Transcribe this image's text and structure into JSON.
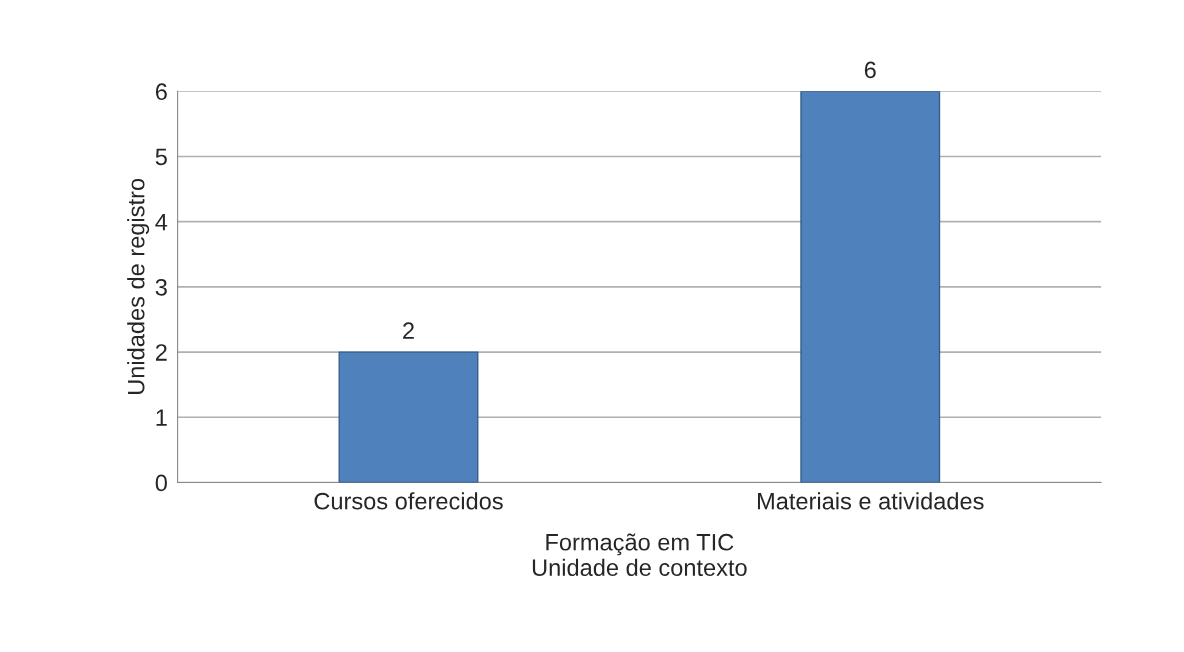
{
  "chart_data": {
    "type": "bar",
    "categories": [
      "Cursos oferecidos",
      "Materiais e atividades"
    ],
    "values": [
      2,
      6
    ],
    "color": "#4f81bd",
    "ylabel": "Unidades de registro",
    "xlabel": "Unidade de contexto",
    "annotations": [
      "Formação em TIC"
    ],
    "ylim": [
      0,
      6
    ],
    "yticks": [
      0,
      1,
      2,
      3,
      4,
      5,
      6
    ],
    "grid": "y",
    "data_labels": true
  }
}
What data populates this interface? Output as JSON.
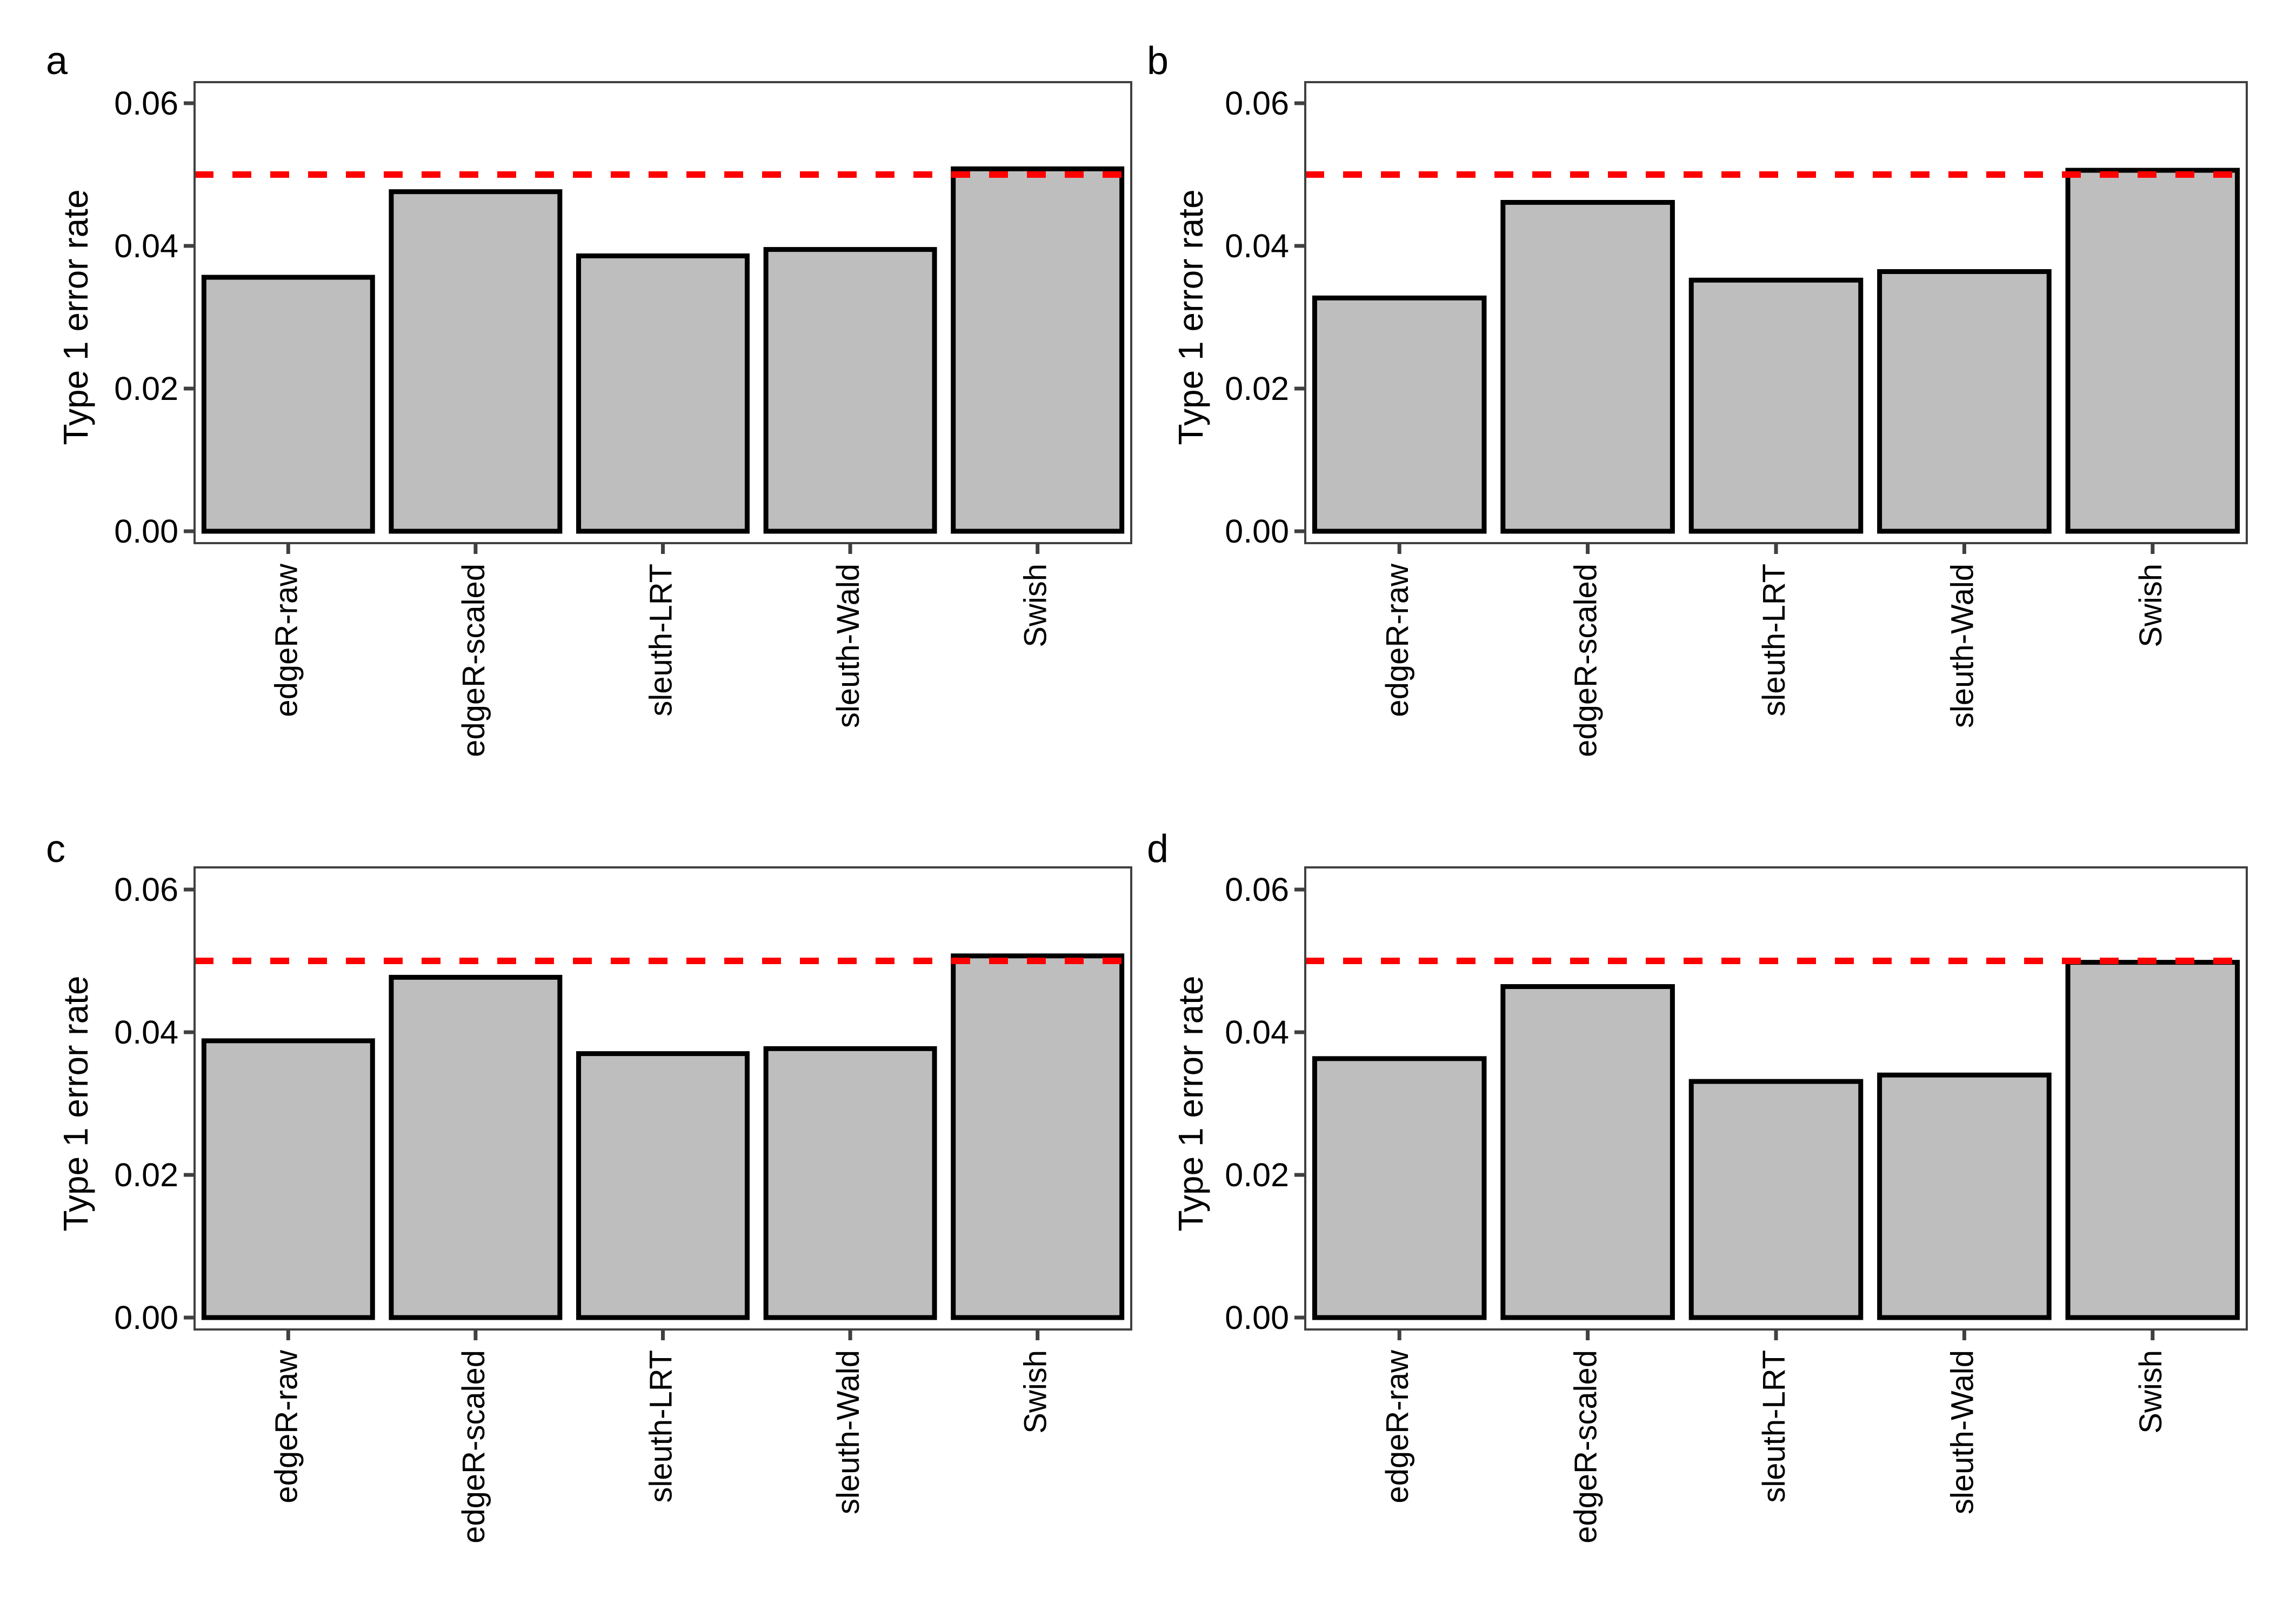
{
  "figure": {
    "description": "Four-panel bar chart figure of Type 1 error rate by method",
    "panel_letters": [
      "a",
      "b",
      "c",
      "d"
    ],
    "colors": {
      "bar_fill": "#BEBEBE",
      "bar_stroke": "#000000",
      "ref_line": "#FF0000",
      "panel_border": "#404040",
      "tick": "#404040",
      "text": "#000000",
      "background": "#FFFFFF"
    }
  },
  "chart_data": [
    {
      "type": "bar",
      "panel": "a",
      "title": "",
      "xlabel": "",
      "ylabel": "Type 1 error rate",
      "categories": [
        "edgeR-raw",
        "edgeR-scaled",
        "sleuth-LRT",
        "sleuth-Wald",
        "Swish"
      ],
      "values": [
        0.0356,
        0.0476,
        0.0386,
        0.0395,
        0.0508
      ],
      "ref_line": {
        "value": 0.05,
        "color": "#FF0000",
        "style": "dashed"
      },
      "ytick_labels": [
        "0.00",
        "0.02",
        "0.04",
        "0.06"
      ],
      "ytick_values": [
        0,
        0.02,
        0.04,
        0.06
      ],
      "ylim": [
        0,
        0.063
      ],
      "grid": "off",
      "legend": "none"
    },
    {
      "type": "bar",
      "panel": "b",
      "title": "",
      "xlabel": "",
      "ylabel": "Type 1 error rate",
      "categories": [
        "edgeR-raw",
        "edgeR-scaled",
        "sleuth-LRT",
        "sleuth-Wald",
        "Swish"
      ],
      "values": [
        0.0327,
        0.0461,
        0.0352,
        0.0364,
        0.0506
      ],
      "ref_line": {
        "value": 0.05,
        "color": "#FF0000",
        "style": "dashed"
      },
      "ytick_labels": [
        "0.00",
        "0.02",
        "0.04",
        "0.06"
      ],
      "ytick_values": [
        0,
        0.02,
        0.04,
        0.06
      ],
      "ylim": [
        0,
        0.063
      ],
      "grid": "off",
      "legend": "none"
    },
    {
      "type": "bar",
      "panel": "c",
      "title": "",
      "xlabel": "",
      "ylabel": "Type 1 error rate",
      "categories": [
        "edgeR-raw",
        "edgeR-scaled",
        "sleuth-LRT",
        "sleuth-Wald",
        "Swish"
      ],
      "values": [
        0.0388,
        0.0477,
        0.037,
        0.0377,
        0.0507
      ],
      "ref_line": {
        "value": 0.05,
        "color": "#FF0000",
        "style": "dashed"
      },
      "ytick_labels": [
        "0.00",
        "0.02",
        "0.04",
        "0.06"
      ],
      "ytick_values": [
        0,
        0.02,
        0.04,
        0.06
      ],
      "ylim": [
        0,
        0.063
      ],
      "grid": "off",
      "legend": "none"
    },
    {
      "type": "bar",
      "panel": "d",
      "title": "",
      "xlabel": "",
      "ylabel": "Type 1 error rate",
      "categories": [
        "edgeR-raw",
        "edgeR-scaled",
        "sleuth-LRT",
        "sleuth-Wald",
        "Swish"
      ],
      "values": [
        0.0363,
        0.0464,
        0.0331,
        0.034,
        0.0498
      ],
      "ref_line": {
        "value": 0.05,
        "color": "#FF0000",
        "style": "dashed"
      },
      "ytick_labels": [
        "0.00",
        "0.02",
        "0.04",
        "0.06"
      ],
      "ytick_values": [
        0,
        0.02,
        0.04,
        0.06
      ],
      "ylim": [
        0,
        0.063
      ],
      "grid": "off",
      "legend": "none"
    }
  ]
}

#####

** AIM OF THE EXERCISE **
Find and copy each line above that includes the string "this".

** ANSWER FOR THE TASK **
Transcribe this image's text and structure into JSON.
What data populates this interface? Output as JSON.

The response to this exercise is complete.